→ PROBLEM
Can you transcribe the data exactly? Leave the pictures out.

[Data entries]
========
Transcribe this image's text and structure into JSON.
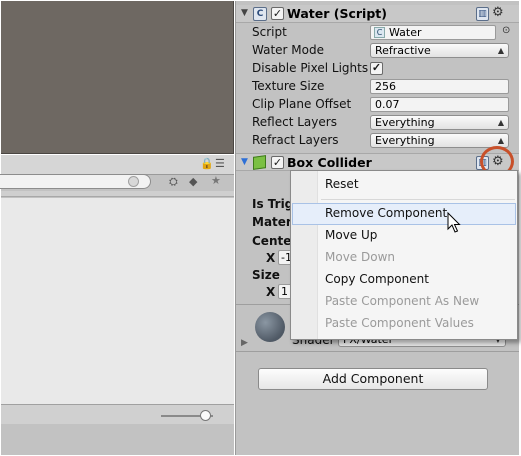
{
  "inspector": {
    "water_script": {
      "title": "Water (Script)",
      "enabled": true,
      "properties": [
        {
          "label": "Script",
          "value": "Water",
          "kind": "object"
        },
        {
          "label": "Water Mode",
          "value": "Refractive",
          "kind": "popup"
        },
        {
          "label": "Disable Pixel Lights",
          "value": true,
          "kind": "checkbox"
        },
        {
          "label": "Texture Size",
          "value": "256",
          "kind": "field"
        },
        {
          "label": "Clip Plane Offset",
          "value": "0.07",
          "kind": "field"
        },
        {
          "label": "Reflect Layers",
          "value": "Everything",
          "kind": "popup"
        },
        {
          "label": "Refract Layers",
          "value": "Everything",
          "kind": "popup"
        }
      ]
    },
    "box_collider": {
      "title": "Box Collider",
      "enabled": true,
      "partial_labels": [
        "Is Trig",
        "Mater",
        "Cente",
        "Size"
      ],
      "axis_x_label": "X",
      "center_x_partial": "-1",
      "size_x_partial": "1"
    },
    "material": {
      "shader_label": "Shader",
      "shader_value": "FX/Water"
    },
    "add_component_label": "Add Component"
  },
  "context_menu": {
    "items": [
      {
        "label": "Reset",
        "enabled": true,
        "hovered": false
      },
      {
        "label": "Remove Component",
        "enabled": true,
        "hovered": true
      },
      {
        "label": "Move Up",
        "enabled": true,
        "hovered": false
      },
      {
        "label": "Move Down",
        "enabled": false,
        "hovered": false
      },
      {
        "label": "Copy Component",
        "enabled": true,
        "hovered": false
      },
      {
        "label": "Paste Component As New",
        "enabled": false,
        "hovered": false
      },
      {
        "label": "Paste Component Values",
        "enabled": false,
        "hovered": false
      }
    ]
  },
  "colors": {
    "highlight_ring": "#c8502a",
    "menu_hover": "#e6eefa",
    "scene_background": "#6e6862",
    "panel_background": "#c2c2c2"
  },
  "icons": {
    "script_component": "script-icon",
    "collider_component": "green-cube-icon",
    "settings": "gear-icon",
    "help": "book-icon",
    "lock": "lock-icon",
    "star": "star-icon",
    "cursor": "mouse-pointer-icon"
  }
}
========
→ SOLUTION FOR THIS PROBLEM
Transcribe this image's text and structure into JSON.
{
  "inspector": {
    "water_script": {
      "title": "Water (Script)",
      "enabled": true,
      "properties": [
        {
          "label": "Script",
          "value": "Water",
          "kind": "object"
        },
        {
          "label": "Water Mode",
          "value": "Refractive",
          "kind": "popup"
        },
        {
          "label": "Disable Pixel Lights",
          "value": true,
          "kind": "checkbox"
        },
        {
          "label": "Texture Size",
          "value": "256",
          "kind": "field"
        },
        {
          "label": "Clip Plane Offset",
          "value": "0.07",
          "kind": "field"
        },
        {
          "label": "Reflect Layers",
          "value": "Everything",
          "kind": "popup"
        },
        {
          "label": "Refract Layers",
          "value": "Everything",
          "kind": "popup"
        }
      ]
    },
    "box_collider": {
      "title": "Box Collider",
      "enabled": true,
      "partial_labels": [
        "Is Trig",
        "Mater",
        "Cente",
        "Size"
      ],
      "axis_x_label": "X",
      "center_x_partial": "-1",
      "size_x_partial": "1"
    },
    "material": {
      "shader_label": "Shader",
      "shader_value": "FX/Water"
    },
    "add_component_label": "Add Component"
  },
  "context_menu": {
    "items": [
      {
        "label": "Reset",
        "enabled": true,
        "hovered": false
      },
      {
        "label": "Remove Component",
        "enabled": true,
        "hovered": true
      },
      {
        "label": "Move Up",
        "enabled": true,
        "hovered": false
      },
      {
        "label": "Move Down",
        "enabled": false,
        "hovered": false
      },
      {
        "label": "Copy Component",
        "enabled": true,
        "hovered": false
      },
      {
        "label": "Paste Component As New",
        "enabled": false,
        "hovered": false
      },
      {
        "label": "Paste Component Values",
        "enabled": false,
        "hovered": false
      }
    ]
  },
  "colors": {
    "highlight_ring": "#c8502a",
    "menu_hover": "#e6eefa",
    "scene_background": "#6e6862",
    "panel_background": "#c2c2c2"
  },
  "icons": {
    "script_component": "script-icon",
    "collider_component": "green-cube-icon",
    "settings": "gear-icon",
    "help": "book-icon",
    "lock": "lock-icon",
    "star": "star-icon",
    "cursor": "mouse-pointer-icon"
  }
}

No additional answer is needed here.